[Saved entries]
################

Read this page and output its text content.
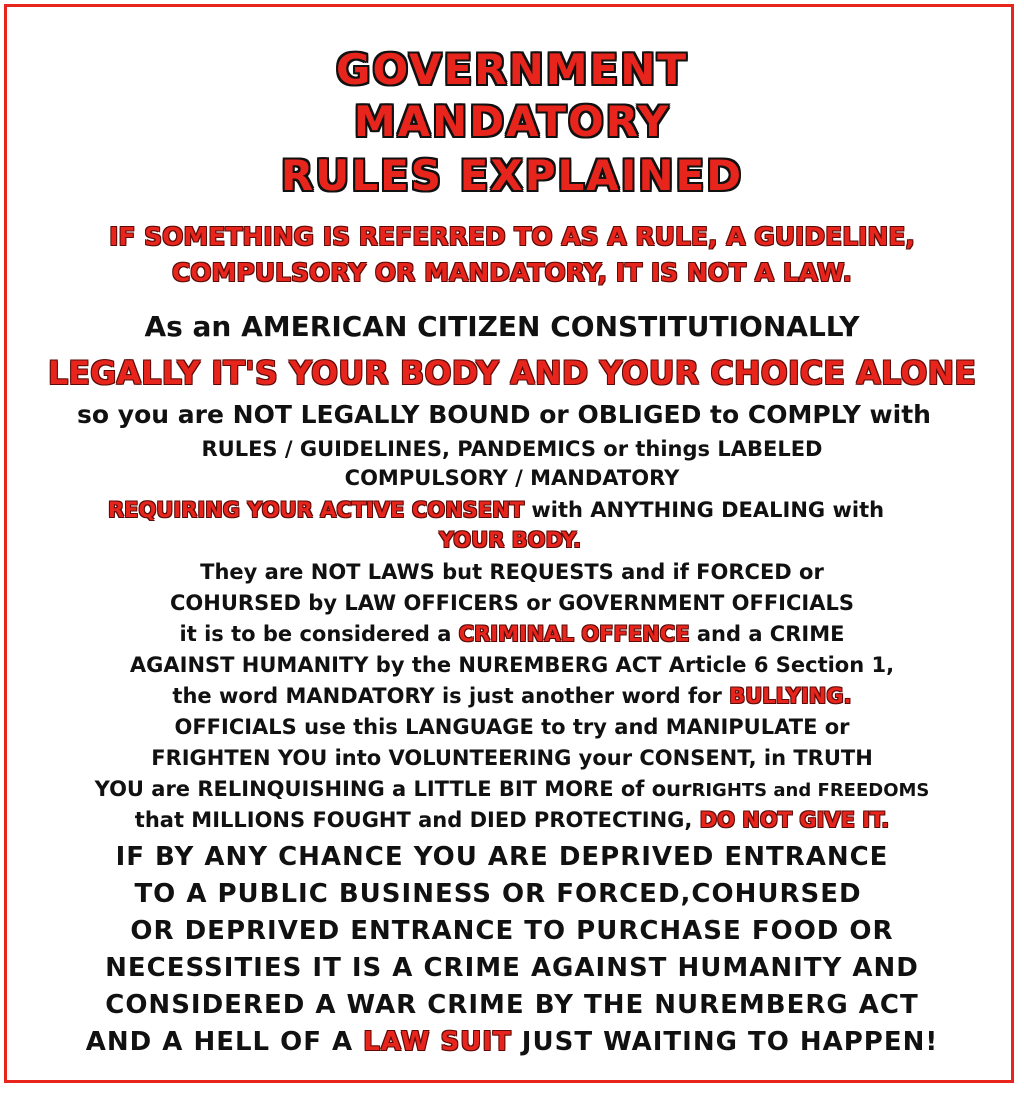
GOVERNMENT
MANDATORY
RULES EXPLAINED
IF SOMETHING IS REFERRED TO AS A RULE, A GUIDELINE,
COMPULSORY OR MANDATORY, IT IS NOT A LAW.
As an AMERICAN CITIZEN CONSTITUTIONALLY
LEGALLY IT'S YOUR BODY AND YOUR CHOICE ALONE
so you are NOT LEGALLY BOUND or OBLIGED to COMPLY with
RULES / GUIDELINES, PANDEMICS or things LABELED
COMPULSORY / MANDATORY
REQUIRING YOUR ACTIVE CONSENT with ANYTHING DEALING with
YOUR BODY.
They are NOT LAWS but REQUESTS and if FORCED or
COHURSED by LAW OFFICERS or GOVERNMENT OFFICIALS
it is to be considered a CRIMINAL OFFENCE and a CRIME
AGAINST HUMANITY by the NUREMBERG ACT Article 6 Section 1,
the word MANDATORY is just another word for BULLYING.
OFFICIALS use this LANGUAGE to try and MANIPULATE or
FRIGHTEN YOU into VOLUNTEERING your CONSENT, in TRUTH
YOU are RELINQUISHING a LITTLE BIT MORE of ourRIGHTS and FREEDOMS
that MILLIONS FOUGHT and DIED PROTECTING, DO NOT GIVE IT.
IF BY ANY CHANCE YOU ARE DEPRIVED ENTRANCE
TO A PUBLIC BUSINESS OR FORCED,COHURSED
OR DEPRIVED ENTRANCE TO PURCHASE FOOD OR
NECESSITIES IT IS A CRIME AGAINST HUMANITY AND
CONSIDERED A WAR CRIME BY THE NUREMBERG ACT
AND A HELL OF A LAW SUIT JUST WAITING TO HAPPEN!
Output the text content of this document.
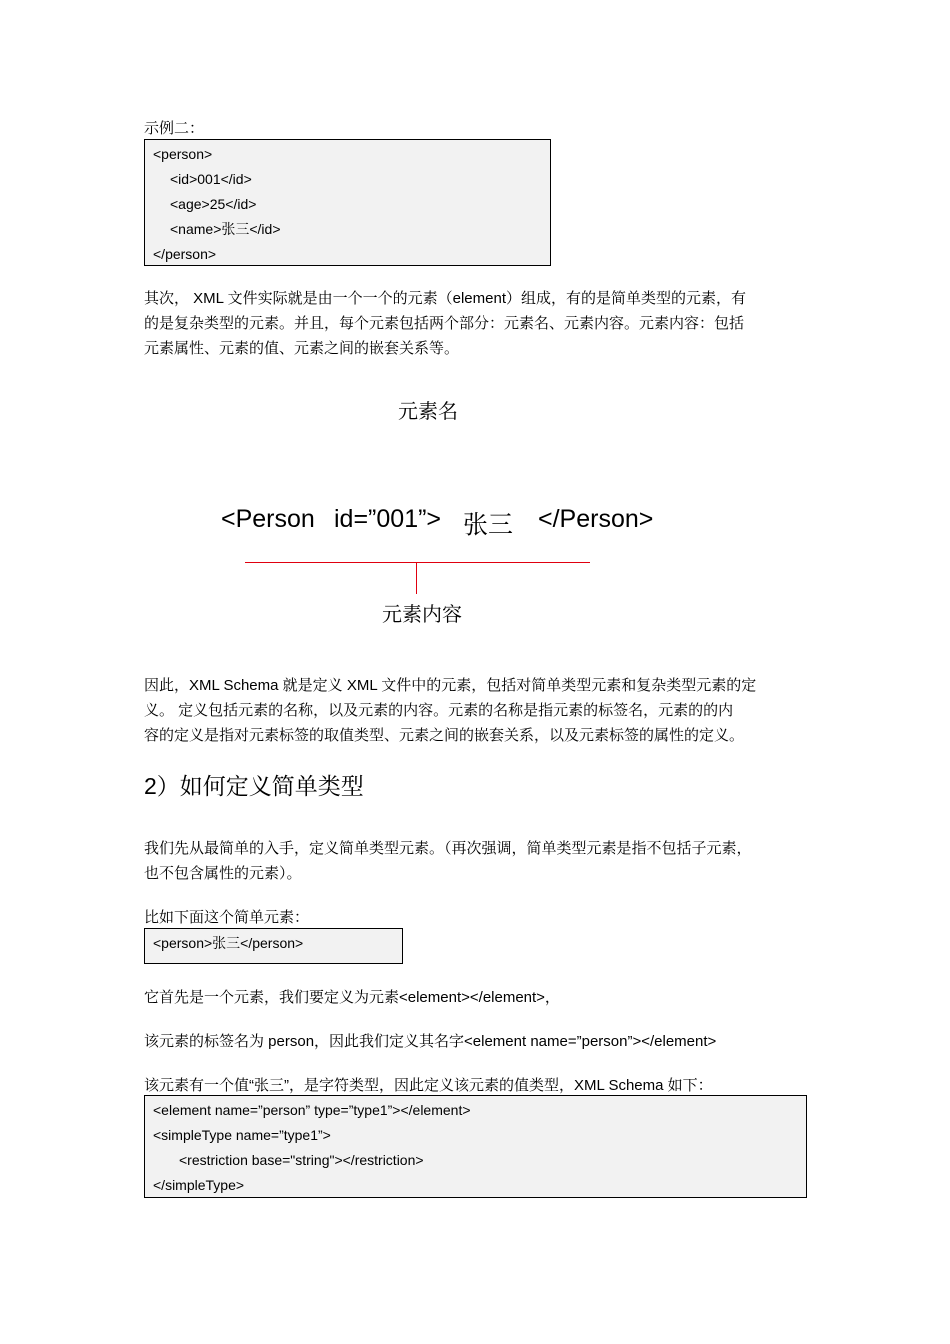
示例二：
<person>
<id>001</id>
<age>25</id>
<name>张三</id>
</person>
其次， XML 文件实际就是由一个一个的元素（element）组成，有的是简单类型的元素，有
的是复杂类型的元素。并且，每个元素包括两个部分：元素名、元素内容。元素内容：包括
元素属性、元素的值、元素之间的嵌套关系等。
元素名
<Person id=”001”> 张三 </Person>
元素内容
因此，XML Schema 就是定义 XML 文件中的元素，包括对简单类型元素和复杂类型元素的定
义。 定义包括元素的名称，以及元素的内容。元素的名称是指元素的标签名，元素的的内
容的定义是指对元素标签的取值类型、元素之间的嵌套关系，以及元素标签的属性的定义。
2）如何定义简单类型
我们先从最简单的入手，定义简单类型元素。（再次强调，简单类型元素是指不包括子元素，
也不包含属性的元素）。
比如下面这个简单元素：
<person>张三</person>
它首先是一个元素，我们要定义为元素<element></element>，
该元素的标签名为 person，因此我们定义其名字<element name=”person”></element>
该元素有一个值“张三”，是字符类型，因此定义该元素的值类型，XML Schema 如下：
<element name=”person” type=”type1”></element>
<simpleType name=”type1”>
<restriction base="string"></restriction>
</simpleType>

################

# SET TASK
Transcribe the material exactly, and leave out whatever pictures it holds.

# FULL RESPONSE
Read this page and output its text content.
GOVERNMENT
MANDATORY
RULES EXPLAINED
IF SOMETHING IS REFERRED TO AS A RULE, A GUIDELINE,
COMPULSORY OR MANDATORY, IT IS NOT A LAW.
As an AMERICAN CITIZEN CONSTITUTIONALLY
LEGALLY IT'S YOUR BODY AND YOUR CHOICE ALONE
so you are NOT LEGALLY BOUND or OBLIGED to COMPLY with
RULES / GUIDELINES, PANDEMICS or things LABELED
COMPULSORY / MANDATORY
REQUIRING YOUR ACTIVE CONSENT with ANYTHING DEALING with
YOUR BODY.
They are NOT LAWS but REQUESTS and if FORCED or
COHURSED by LAW OFFICERS or GOVERNMENT OFFICIALS
it is to be considered a CRIMINAL OFFENCE and a CRIME
AGAINST HUMANITY by the NUREMBERG ACT Article 6 Section 1,
the word MANDATORY is just another word for BULLYING.
OFFICIALS use this LANGUAGE to try and MANIPULATE or
FRIGHTEN YOU into VOLUNTEERING your CONSENT, in TRUTH
YOU are RELINQUISHING a LITTLE BIT MORE of ourRIGHTS and FREEDOMS
that MILLIONS FOUGHT and DIED PROTECTING, DO NOT GIVE IT.
IF BY ANY CHANCE YOU ARE DEPRIVED ENTRANCE
TO A PUBLIC BUSINESS OR FORCED,COHURSED
OR DEPRIVED ENTRANCE TO PURCHASE FOOD OR
NECESSITIES IT IS A CRIME AGAINST HUMANITY AND
CONSIDERED A WAR CRIME BY THE NUREMBERG ACT
AND A HELL OF A LAW SUIT JUST WAITING TO HAPPEN!
Output the text content of this document.
示例二：
<person>
<id>001</id>
<age>25</id>
<name>张三</id>
</person>
其次， XML 文件实际就是由一个一个的元素（element）组成，有的是简单类型的元素，有
的是复杂类型的元素。并且，每个元素包括两个部分：元素名、元素内容。元素内容：包括
元素属性、元素的值、元素之间的嵌套关系等。
元素名
<Person id=”001”> 张三 </Person>
元素内容
因此，XML Schema 就是定义 XML 文件中的元素，包括对简单类型元素和复杂类型元素的定
义。 定义包括元素的名称，以及元素的内容。元素的名称是指元素的标签名，元素的的内
容的定义是指对元素标签的取值类型、元素之间的嵌套关系，以及元素标签的属性的定义。
2）如何定义简单类型
我们先从最简单的入手，定义简单类型元素。（再次强调，简单类型元素是指不包括子元素，
也不包含属性的元素）。
比如下面这个简单元素：
<person>张三</person>
它首先是一个元素，我们要定义为元素<element></element>，
该元素的标签名为 person，因此我们定义其名字<element name=”person”></element>
该元素有一个值“张三”，是字符类型，因此定义该元素的值类型，XML Schema 如下：
<element name=”person” type=”type1”></element>
<simpleType name=”type1”>
<restriction base="string"></restriction>
</simpleType>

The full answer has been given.